WORK REQUIRED
Without the pictures, return each record as it appears.
━━ RECORDED DATA
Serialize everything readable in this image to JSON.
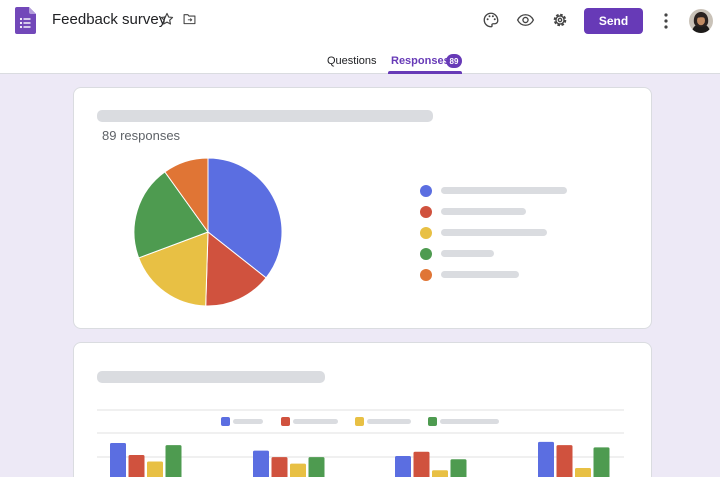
{
  "header": {
    "title": "Feedback survey",
    "send_label": "Send",
    "icons": [
      "forms-app-icon",
      "star-icon",
      "folder-move-icon",
      "palette-icon",
      "eye-preview-icon",
      "gear-icon",
      "more-vert-icon"
    ]
  },
  "tabs": [
    {
      "label": "Questions",
      "active": false
    },
    {
      "label": "Responses",
      "active": true,
      "badge": "89"
    }
  ],
  "summary": {
    "responses_text": "89 responses"
  },
  "colors": {
    "accent": "#673ab7",
    "blue": "#5b6ee1",
    "red": "#d0523e",
    "yellow": "#e8c044",
    "green": "#4e9b50",
    "orange": "#e07535"
  },
  "chart_data": [
    {
      "type": "pie",
      "values": [
        36,
        15,
        19,
        21,
        10
      ],
      "colors": [
        "#5b6ee1",
        "#d0523e",
        "#e8c044",
        "#4e9b50",
        "#e07535"
      ],
      "labels": [
        "",
        "",
        "",
        "",
        ""
      ],
      "legend": "right"
    },
    {
      "type": "bar",
      "categories": [
        "",
        "",
        "",
        ""
      ],
      "series": [
        {
          "color": "#5b6ee1",
          "values": [
            34,
            27,
            22,
            35
          ]
        },
        {
          "color": "#d0523e",
          "values": [
            23,
            21,
            26,
            32
          ]
        },
        {
          "color": "#e8c044",
          "values": [
            17,
            15,
            9,
            11
          ]
        },
        {
          "color": "#4e9b50",
          "values": [
            32,
            21,
            19,
            30
          ]
        }
      ],
      "ylim": [
        0,
        45
      ],
      "grid": true,
      "legend": "top"
    }
  ]
}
━━━━
TASK ANSWER
Serialize everything readable in this image to JSON.
{
  "header": {
    "title": "Feedback survey",
    "send_label": "Send",
    "icons": [
      "forms-app-icon",
      "star-icon",
      "folder-move-icon",
      "palette-icon",
      "eye-preview-icon",
      "gear-icon",
      "more-vert-icon"
    ]
  },
  "tabs": [
    {
      "label": "Questions",
      "active": false
    },
    {
      "label": "Responses",
      "active": true,
      "badge": "89"
    }
  ],
  "summary": {
    "responses_text": "89 responses"
  },
  "colors": {
    "accent": "#673ab7",
    "blue": "#5b6ee1",
    "red": "#d0523e",
    "yellow": "#e8c044",
    "green": "#4e9b50",
    "orange": "#e07535"
  },
  "chart_data": [
    {
      "type": "pie",
      "values": [
        36,
        15,
        19,
        21,
        10
      ],
      "colors": [
        "#5b6ee1",
        "#d0523e",
        "#e8c044",
        "#4e9b50",
        "#e07535"
      ],
      "labels": [
        "",
        "",
        "",
        "",
        ""
      ],
      "legend": "right"
    },
    {
      "type": "bar",
      "categories": [
        "",
        "",
        "",
        ""
      ],
      "series": [
        {
          "color": "#5b6ee1",
          "values": [
            34,
            27,
            22,
            35
          ]
        },
        {
          "color": "#d0523e",
          "values": [
            23,
            21,
            26,
            32
          ]
        },
        {
          "color": "#e8c044",
          "values": [
            17,
            15,
            9,
            11
          ]
        },
        {
          "color": "#4e9b50",
          "values": [
            32,
            21,
            19,
            30
          ]
        }
      ],
      "ylim": [
        0,
        45
      ],
      "grid": true,
      "legend": "top"
    }
  ]
}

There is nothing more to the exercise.